**Task to carry out**
In the data below, take the part that opens with the line containing "Bar xyxy=(0,0,144,40)" and closes with the line containing "Text: $63,000–73,000: $63,000–73,000", both included. Render it as a JSON list of strings with one string per line, leaving out blank lines.

Page element annotations:
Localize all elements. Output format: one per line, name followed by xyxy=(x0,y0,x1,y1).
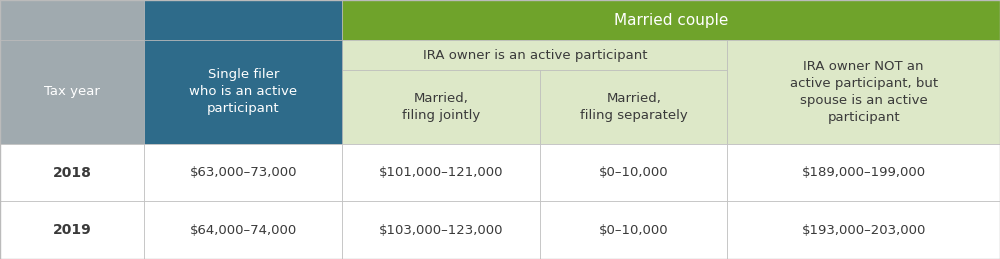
Bar xyxy=(0,0,144,40)
Bar xyxy=(144,202,342,259)
Bar xyxy=(540,70,727,144)
Bar xyxy=(540,202,727,259)
Bar xyxy=(342,70,540,144)
Bar xyxy=(540,144,727,202)
Text: 2018: 2018 xyxy=(53,166,92,179)
Text: IRA owner NOT an
active participant, but
spouse is an active
participant: IRA owner NOT an active participant, but… xyxy=(790,60,938,124)
Bar xyxy=(727,40,1000,144)
Bar xyxy=(144,144,342,202)
Bar xyxy=(0,40,144,144)
Text: $103,000–123,000: $103,000–123,000 xyxy=(379,224,503,237)
Bar xyxy=(342,40,727,70)
Bar xyxy=(144,70,342,144)
Text: $0–10,000: $0–10,000 xyxy=(599,224,669,237)
Bar xyxy=(144,40,342,70)
Bar xyxy=(0,202,144,259)
Bar xyxy=(342,144,540,202)
Bar xyxy=(342,202,540,259)
Text: $64,000–74,000: $64,000–74,000 xyxy=(190,224,297,237)
Text: Married,
filing separately: Married, filing separately xyxy=(580,92,688,122)
Bar xyxy=(144,0,342,40)
Text: Married couple: Married couple xyxy=(614,13,728,27)
Bar xyxy=(0,144,144,202)
Text: Married,
filing jointly: Married, filing jointly xyxy=(402,92,480,122)
Text: $0–10,000: $0–10,000 xyxy=(599,166,669,179)
Text: 2019: 2019 xyxy=(53,223,92,237)
Bar xyxy=(342,0,1000,40)
Bar xyxy=(144,40,342,144)
Text: $63,000–73,000: $63,000–73,000 xyxy=(190,166,297,179)
Text: IRA owner is an active participant: IRA owner is an active participant xyxy=(423,48,647,62)
Text: Single filer
who is an active
participant: Single filer who is an active participan… xyxy=(189,68,297,116)
Bar xyxy=(0,40,144,70)
Bar xyxy=(0,70,144,144)
Text: $193,000–203,000: $193,000–203,000 xyxy=(801,224,926,237)
Bar xyxy=(727,202,1000,259)
Text: $189,000–199,000: $189,000–199,000 xyxy=(802,166,926,179)
Text: Tax year: Tax year xyxy=(44,85,100,98)
Bar xyxy=(727,40,1000,70)
Bar xyxy=(727,70,1000,144)
Bar xyxy=(727,144,1000,202)
Text: $101,000–121,000: $101,000–121,000 xyxy=(379,166,503,179)
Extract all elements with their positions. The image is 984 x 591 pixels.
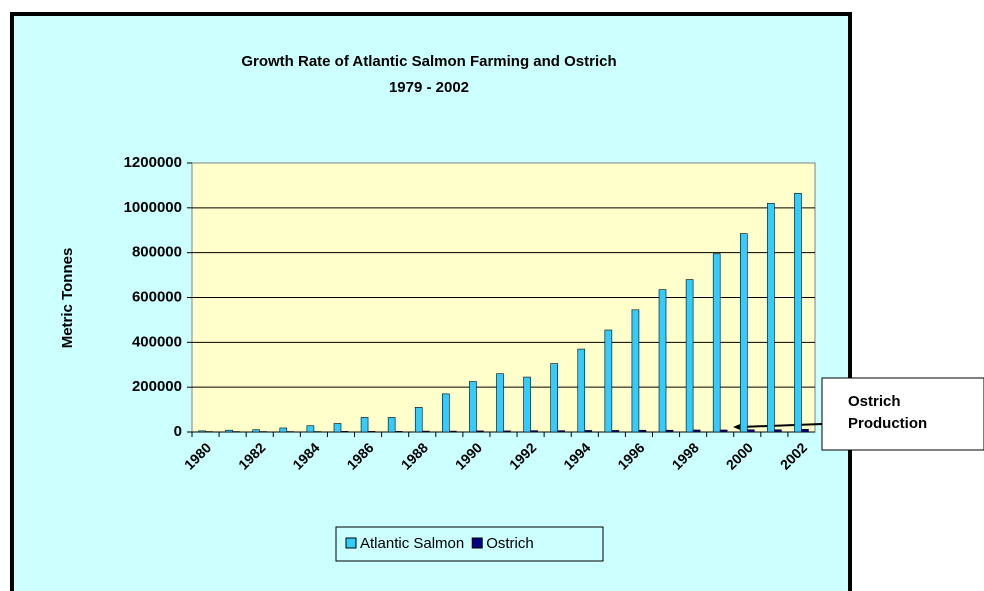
bar bbox=[503, 430, 511, 433]
bar bbox=[340, 431, 349, 433]
bar bbox=[631, 309, 640, 433]
bar bbox=[252, 429, 261, 433]
bar bbox=[719, 429, 728, 433]
bar bbox=[739, 233, 748, 433]
bar bbox=[421, 430, 430, 433]
bar bbox=[550, 363, 558, 433]
bar bbox=[767, 203, 775, 433]
legend-box bbox=[335, 526, 604, 562]
legend-swatch bbox=[345, 537, 357, 549]
bar bbox=[360, 417, 369, 433]
bar bbox=[604, 329, 613, 433]
bar bbox=[225, 429, 233, 433]
bar bbox=[611, 430, 620, 433]
annotation-arrow bbox=[739, 423, 823, 428]
bar bbox=[333, 423, 342, 433]
bar bbox=[692, 429, 701, 433]
bar bbox=[496, 373, 504, 433]
y-axis-label: Metric Tonnes bbox=[59, 248, 76, 349]
bar bbox=[414, 407, 423, 433]
bar bbox=[442, 393, 450, 433]
bar bbox=[665, 429, 674, 433]
legend-swatch bbox=[471, 537, 483, 549]
y-tick-label: 1000000 bbox=[124, 199, 182, 216]
bar bbox=[712, 253, 721, 433]
y-tick-label: 1200000 bbox=[124, 154, 182, 171]
chart-subtitle: 1979 - 2002 bbox=[389, 79, 469, 96]
bar bbox=[685, 279, 694, 433]
bar bbox=[530, 430, 538, 433]
bar bbox=[577, 348, 586, 433]
legend-label: Ostrich bbox=[486, 535, 534, 552]
bar bbox=[801, 429, 809, 433]
y-tick-label: 600000 bbox=[132, 288, 182, 305]
annotation-text: Ostrich bbox=[848, 393, 901, 410]
bar bbox=[367, 431, 376, 433]
y-tick-label: 200000 bbox=[132, 378, 182, 395]
legend-label: Atlantic Salmon bbox=[360, 535, 464, 552]
bar bbox=[476, 430, 484, 433]
bar bbox=[394, 431, 403, 433]
bar bbox=[638, 429, 647, 433]
bar bbox=[198, 430, 206, 433]
bar bbox=[774, 429, 782, 433]
bar bbox=[658, 289, 667, 433]
bar bbox=[746, 429, 755, 433]
annotation-box bbox=[821, 377, 984, 451]
y-tick-label: 800000 bbox=[132, 244, 182, 261]
bar bbox=[523, 376, 531, 433]
bar bbox=[279, 427, 288, 433]
bar bbox=[306, 425, 315, 433]
bar bbox=[557, 430, 565, 433]
y-tick-label: 400000 bbox=[132, 333, 182, 350]
bar bbox=[794, 192, 802, 433]
bar bbox=[387, 417, 396, 433]
bar bbox=[449, 430, 457, 433]
chart-title: Growth Rate of Atlantic Salmon Farming a… bbox=[241, 53, 616, 70]
bar bbox=[584, 430, 593, 433]
bar bbox=[469, 381, 477, 433]
annotation-text: Production bbox=[848, 415, 927, 432]
y-tick-label: 0 bbox=[174, 423, 182, 440]
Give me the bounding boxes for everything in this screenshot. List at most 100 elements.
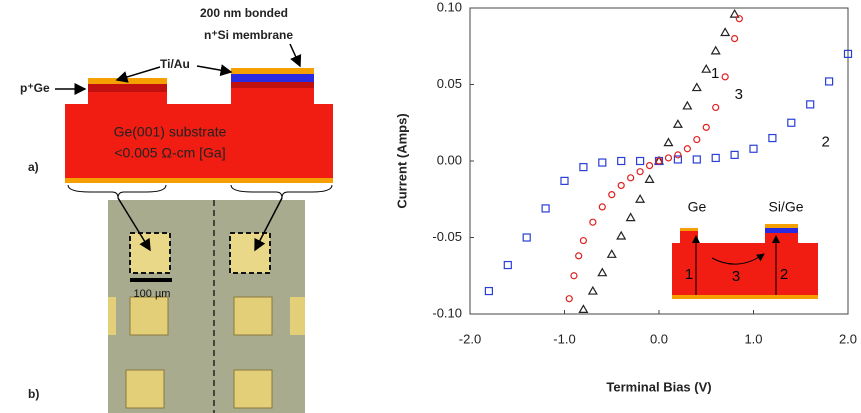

**Exercise response**
[
  "Bar xyxy=(0,0,144,40)",
  "Bar xyxy=(144,202,342,259)",
  "Bar xyxy=(540,70,727,144)",
  "Bar xyxy=(540,202,727,259)",
  "Bar xyxy=(342,70,540,144)",
  "Bar xyxy=(540,144,727,202)",
  "Text: 2018: 2018 xyxy=(53,166,92,179)",
  "Text: IRA owner NOT an",
  "active participant, but",
  "spouse is an active",
  "participant: IRA owner NOT an active participant, but… xyxy=(790,60,938,124)",
  "Bar xyxy=(727,40,1000,144)",
  "Bar xyxy=(144,144,342,202)",
  "Bar xyxy=(0,40,144,144)",
  "Text: $103,000–123,000: $103,000–123,000 xyxy=(379,224,503,237)",
  "Bar xyxy=(342,40,727,70)",
  "Bar xyxy=(144,70,342,144)",
  "Text: $0–10,000: $0–10,000 xyxy=(599,224,669,237)",
  "Bar xyxy=(144,40,342,70)",
  "Bar xyxy=(0,202,144,259)",
  "Bar xyxy=(342,144,540,202)",
  "Bar xyxy=(342,202,540,259)",
  "Text: $64,000–74,000: $64,000–74,000 xyxy=(190,224,297,237)",
  "Text: Married,",
  "filing separately: Married, filing separately xyxy=(580,92,688,122)",
  "Bar xyxy=(144,0,342,40)",
  "Text: Married couple: Married couple xyxy=(614,13,728,27)",
  "Bar xyxy=(0,144,144,202)",
  "Text: Married,",
  "filing jointly: Married, filing jointly xyxy=(402,92,480,122)",
  "Text: $0–10,000: $0–10,000 xyxy=(599,166,669,179)",
  "Text: 2019: 2019 xyxy=(53,223,92,237)",
  "Bar xyxy=(342,0,1000,40)",
  "Bar xyxy=(144,40,342,144)",
  "Text: $63,000–73,000: $63,000–73,000 xyxy=(190,166,297,179)"
]